(A block of data)
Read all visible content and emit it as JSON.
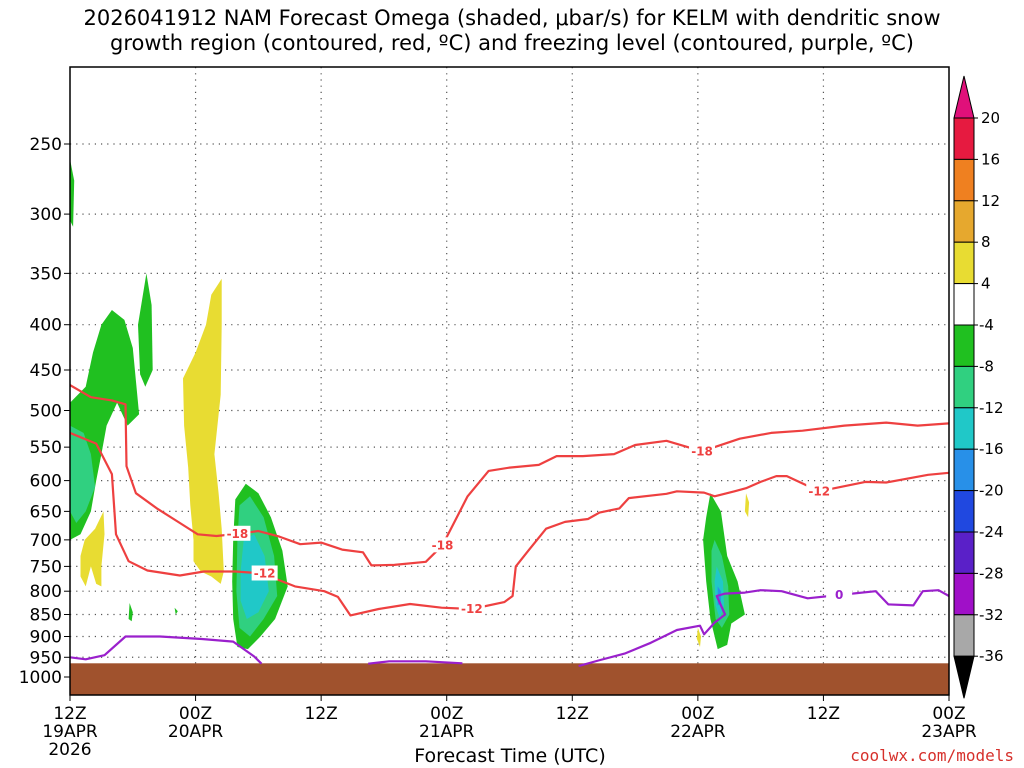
{
  "title_line1": "2026041912 NAM Forecast Omega (shaded, μbar/s) for KELM with dendritic snow",
  "title_line2": "growth region (contoured, red, ºC) and freezing level (contoured, purple, ºC)",
  "credit": "coolwx.com/models",
  "chart_data": {
    "type": "time-height cross section",
    "title": "2026041912 NAM Forecast Omega (shaded, μbar/s) for KELM with dendritic snow growth region (contoured, red, ºC) and freezing level (contoured, purple, ºC)",
    "xlabel": "Forecast Time (UTC)",
    "ylabel": "",
    "x_range_hours": [
      0,
      84
    ],
    "x_ticks": [
      {
        "hour": 0,
        "lines": [
          "12Z",
          "19APR",
          "2026"
        ]
      },
      {
        "hour": 12,
        "lines": [
          "00Z",
          "20APR"
        ]
      },
      {
        "hour": 24,
        "lines": [
          "12Z"
        ]
      },
      {
        "hour": 36,
        "lines": [
          "00Z",
          "21APR"
        ]
      },
      {
        "hour": 48,
        "lines": [
          "12Z"
        ]
      },
      {
        "hour": 60,
        "lines": [
          "00Z",
          "22APR"
        ]
      },
      {
        "hour": 72,
        "lines": [
          "12Z"
        ]
      },
      {
        "hour": 84,
        "lines": [
          "00Z",
          "23APR"
        ]
      }
    ],
    "y_levels_hpa": [
      250,
      300,
      350,
      400,
      450,
      500,
      550,
      600,
      650,
      700,
      750,
      800,
      850,
      900,
      950,
      1000
    ],
    "y_range_hpa": [
      200,
      1040
    ],
    "y_scale": "log-pressure",
    "grid": true,
    "colorbar": {
      "labels": [
        20,
        16,
        12,
        8,
        4,
        -4,
        -8,
        -12,
        -16,
        -20,
        -24,
        -28,
        -32,
        -36
      ],
      "colors": [
        "#e61a40",
        "#ef8020",
        "#e6a82e",
        "#e8dc32",
        "#ffffff",
        "#20c020",
        "#30d080",
        "#20c8c8",
        "#2890e8",
        "#2048e0",
        "#5a20c8",
        "#a010c8",
        "#a8a8a8"
      ],
      "top_arrow": "#e0107a",
      "bottom_arrow": "#000000"
    },
    "omega_regions": [
      {
        "value": -4,
        "color": "#20c020",
        "points": [
          [
            0,
            260
          ],
          [
            0.4,
            275
          ],
          [
            0.3,
            310
          ],
          [
            0,
            305
          ]
        ]
      },
      {
        "value": -4,
        "color": "#20c020",
        "points": [
          [
            0,
            490
          ],
          [
            1.5,
            470
          ],
          [
            2.2,
            430
          ],
          [
            3,
            400
          ],
          [
            4,
            385
          ],
          [
            5.2,
            395
          ],
          [
            6,
            425
          ],
          [
            6.6,
            505
          ],
          [
            5.5,
            520
          ],
          [
            4.5,
            490
          ],
          [
            3.5,
            520
          ],
          [
            3,
            560
          ],
          [
            2.5,
            600
          ],
          [
            2,
            650
          ],
          [
            1,
            690
          ],
          [
            0,
            700
          ]
        ]
      },
      {
        "value": -4,
        "color": "#20c020",
        "points": [
          [
            6.5,
            400
          ],
          [
            7.3,
            350
          ],
          [
            7.8,
            380
          ],
          [
            7.9,
            450
          ],
          [
            7.2,
            470
          ],
          [
            6.7,
            455
          ]
        ]
      },
      {
        "value": -8,
        "color": "#30d080",
        "points": [
          [
            0,
            520
          ],
          [
            1.3,
            530
          ],
          [
            2,
            560
          ],
          [
            2.4,
            610
          ],
          [
            1.5,
            650
          ],
          [
            0.6,
            670
          ],
          [
            0,
            650
          ]
        ]
      },
      {
        "value": -4,
        "color": "#20c020",
        "points": [
          [
            5.7,
            825
          ],
          [
            6.0,
            845
          ],
          [
            5.9,
            865
          ],
          [
            5.6,
            860
          ]
        ]
      },
      {
        "value": -4,
        "color": "#20c020",
        "points": [
          [
            10,
            835
          ],
          [
            10.3,
            843
          ],
          [
            10.1,
            850
          ]
        ]
      },
      {
        "value": -4,
        "color": "#20c020",
        "points": [
          [
            15.8,
            630
          ],
          [
            16.8,
            605
          ],
          [
            18,
            620
          ],
          [
            19.2,
            660
          ],
          [
            20.3,
            720
          ],
          [
            20.8,
            790
          ],
          [
            19.6,
            860
          ],
          [
            18.2,
            900
          ],
          [
            17,
            930
          ],
          [
            16,
            925
          ],
          [
            15.6,
            860
          ],
          [
            15.5,
            780
          ],
          [
            15.6,
            700
          ]
        ]
      },
      {
        "value": -8,
        "color": "#30d080",
        "points": [
          [
            16.2,
            640
          ],
          [
            17.2,
            625
          ],
          [
            18.5,
            660
          ],
          [
            19.5,
            730
          ],
          [
            19.8,
            810
          ],
          [
            18.5,
            860
          ],
          [
            17.2,
            900
          ],
          [
            16.2,
            880
          ],
          [
            15.9,
            800
          ],
          [
            16.0,
            700
          ]
        ]
      },
      {
        "value": -12,
        "color": "#20c8c8",
        "points": [
          [
            16.6,
            700
          ],
          [
            17.6,
            690
          ],
          [
            18.6,
            730
          ],
          [
            19,
            800
          ],
          [
            18,
            845
          ],
          [
            16.9,
            860
          ],
          [
            16.3,
            820
          ],
          [
            16.3,
            760
          ]
        ]
      },
      {
        "value": -4,
        "color": "#20c020",
        "points": [
          [
            61.2,
            620
          ],
          [
            62.2,
            650
          ],
          [
            62.8,
            730
          ],
          [
            63.8,
            780
          ],
          [
            64.5,
            850
          ],
          [
            63.2,
            870
          ],
          [
            62.8,
            920
          ],
          [
            61.9,
            930
          ],
          [
            61.2,
            860
          ],
          [
            60.8,
            780
          ],
          [
            60.5,
            700
          ],
          [
            60.8,
            660
          ]
        ]
      },
      {
        "value": -8,
        "color": "#30d080",
        "points": [
          [
            61.6,
            700
          ],
          [
            62.3,
            730
          ],
          [
            62.9,
            790
          ],
          [
            63,
            850
          ],
          [
            62.3,
            880
          ],
          [
            61.7,
            860
          ],
          [
            61.3,
            780
          ],
          [
            61.3,
            720
          ]
        ]
      },
      {
        "value": -12,
        "color": "#20c8c8",
        "points": [
          [
            61.8,
            750
          ],
          [
            62.4,
            780
          ],
          [
            62.5,
            830
          ],
          [
            62.1,
            860
          ],
          [
            61.7,
            830
          ],
          [
            61.6,
            780
          ]
        ]
      },
      {
        "value": -16,
        "color": "#2890e8",
        "points": [
          [
            61.9,
            790
          ],
          [
            62.2,
            800
          ],
          [
            62.2,
            825
          ],
          [
            61.9,
            830
          ]
        ]
      },
      {
        "value": 4,
        "color": "#e8dc32",
        "points": [
          [
            10.8,
            460
          ],
          [
            12,
            430
          ],
          [
            13,
            400
          ],
          [
            13.5,
            370
          ],
          [
            14.5,
            355
          ],
          [
            14.5,
            400
          ],
          [
            14.4,
            480
          ],
          [
            13.8,
            560
          ],
          [
            14.2,
            620
          ],
          [
            14.5,
            680
          ],
          [
            14.7,
            760
          ],
          [
            14.4,
            785
          ],
          [
            13.5,
            770
          ],
          [
            12.5,
            760
          ],
          [
            11.8,
            740
          ],
          [
            11.8,
            700
          ],
          [
            11.5,
            640
          ],
          [
            11.3,
            580
          ],
          [
            10.9,
            520
          ]
        ]
      },
      {
        "value": 4,
        "color": "#e8dc32",
        "points": [
          [
            1.4,
            700
          ],
          [
            2.4,
            680
          ],
          [
            3.2,
            650
          ],
          [
            3.3,
            690
          ],
          [
            3.0,
            750
          ],
          [
            3.0,
            790
          ],
          [
            2.5,
            785
          ],
          [
            2.0,
            750
          ],
          [
            1.5,
            790
          ],
          [
            1.0,
            770
          ],
          [
            1.0,
            730
          ]
        ]
      },
      {
        "value": 4,
        "color": "#e8dc32",
        "points": [
          [
            64.6,
            620
          ],
          [
            64.9,
            635
          ],
          [
            64.8,
            660
          ],
          [
            64.5,
            650
          ]
        ]
      },
      {
        "value": 4,
        "color": "#e8dc32",
        "points": [
          [
            60.0,
            880
          ],
          [
            60.3,
            900
          ],
          [
            60.2,
            925
          ],
          [
            59.9,
            905
          ]
        ]
      }
    ],
    "dgz_contours": [
      {
        "label": "-18",
        "label_points": [
          [
            16,
            689
          ],
          [
            60.4,
            556
          ],
          [
            35.6,
            710
          ]
        ],
        "points": [
          [
            0,
            468
          ],
          [
            2,
            483
          ],
          [
            4,
            487
          ],
          [
            5.3,
            492
          ],
          [
            5.4,
            578
          ],
          [
            6.3,
            620
          ],
          [
            8.3,
            645
          ],
          [
            10.5,
            670
          ],
          [
            12.2,
            690
          ],
          [
            14,
            693
          ],
          [
            16,
            689
          ],
          [
            18,
            684
          ],
          [
            20,
            694
          ],
          [
            22,
            708
          ],
          [
            24,
            705
          ],
          [
            26,
            718
          ],
          [
            28,
            723
          ],
          [
            28.8,
            748
          ],
          [
            31,
            747
          ],
          [
            34,
            741
          ],
          [
            35.6,
            710
          ],
          [
            38,
            625
          ],
          [
            40,
            585
          ],
          [
            42,
            580
          ],
          [
            44.8,
            576
          ],
          [
            46.5,
            563
          ],
          [
            49,
            563
          ],
          [
            52,
            560
          ],
          [
            54,
            547
          ],
          [
            57,
            541
          ],
          [
            60.4,
            556
          ],
          [
            64,
            538
          ],
          [
            67,
            530
          ],
          [
            70,
            527
          ],
          [
            74,
            520
          ],
          [
            78,
            516
          ],
          [
            81,
            520
          ],
          [
            84,
            517
          ]
        ]
      },
      {
        "label": "-12",
        "label_points": [
          [
            18.6,
            764
          ],
          [
            38.4,
            838
          ],
          [
            71.6,
            617
          ]
        ],
        "points": [
          [
            0,
            530
          ],
          [
            2.5,
            545
          ],
          [
            4,
            590
          ],
          [
            4.4,
            690
          ],
          [
            5.6,
            740
          ],
          [
            7.4,
            758
          ],
          [
            10.5,
            768
          ],
          [
            12.8,
            760
          ],
          [
            15.8,
            760
          ],
          [
            18.6,
            764
          ],
          [
            19.7,
            775
          ],
          [
            21.5,
            790
          ],
          [
            24.3,
            800
          ],
          [
            25.6,
            812
          ],
          [
            26.8,
            852
          ],
          [
            29.5,
            838
          ],
          [
            32.5,
            827
          ],
          [
            35.5,
            835
          ],
          [
            38.4,
            838
          ],
          [
            41.5,
            823
          ],
          [
            42.3,
            810
          ],
          [
            42.6,
            750
          ],
          [
            43.8,
            720
          ],
          [
            45.5,
            680
          ],
          [
            47.3,
            668
          ],
          [
            49.5,
            663
          ],
          [
            50.6,
            652
          ],
          [
            52.5,
            645
          ],
          [
            53.4,
            628
          ],
          [
            57,
            621
          ],
          [
            58,
            617
          ],
          [
            60.6,
            619
          ],
          [
            61.6,
            625
          ],
          [
            63.5,
            617
          ],
          [
            64.6,
            612
          ],
          [
            66,
            602
          ],
          [
            67.5,
            593
          ],
          [
            68.5,
            593
          ],
          [
            71.6,
            617
          ],
          [
            76,
            602
          ],
          [
            78,
            603
          ],
          [
            82,
            591
          ],
          [
            84,
            588
          ]
        ]
      }
    ],
    "freezing_level": [
      {
        "label": "",
        "points": [
          [
            0,
            950
          ],
          [
            1.5,
            955
          ],
          [
            3.3,
            945
          ],
          [
            5.3,
            900
          ],
          [
            8.6,
            900
          ],
          [
            12.6,
            906
          ],
          [
            15.6,
            912
          ],
          [
            17.6,
            948
          ],
          [
            18.3,
            966
          ]
        ]
      },
      {
        "label": "",
        "points": [
          [
            28.5,
            966
          ],
          [
            30.5,
            960
          ],
          [
            34,
            960
          ],
          [
            37.5,
            965
          ]
        ]
      },
      {
        "label": "0",
        "label_points": [
          [
            73.5,
            808
          ]
        ],
        "points": [
          [
            48.6,
            972
          ],
          [
            50.5,
            958
          ],
          [
            53,
            941
          ],
          [
            55.5,
            915
          ],
          [
            58,
            885
          ],
          [
            60.2,
            875
          ],
          [
            60.6,
            895
          ],
          [
            61.6,
            868
          ],
          [
            62.6,
            850
          ],
          [
            61.8,
            810
          ],
          [
            62.6,
            805
          ],
          [
            64.5,
            803
          ],
          [
            66,
            798
          ],
          [
            68,
            800
          ],
          [
            70.5,
            815
          ],
          [
            73.5,
            808
          ],
          [
            77,
            800
          ],
          [
            78.2,
            828
          ],
          [
            80.6,
            830
          ],
          [
            81.5,
            800
          ],
          [
            83,
            798
          ],
          [
            84,
            810
          ]
        ]
      }
    ],
    "terrain_top_hpa": 965
  }
}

- [Task to complete]
Provide only the number of lines in the entries that hold the word "KELM".

- [Output]
2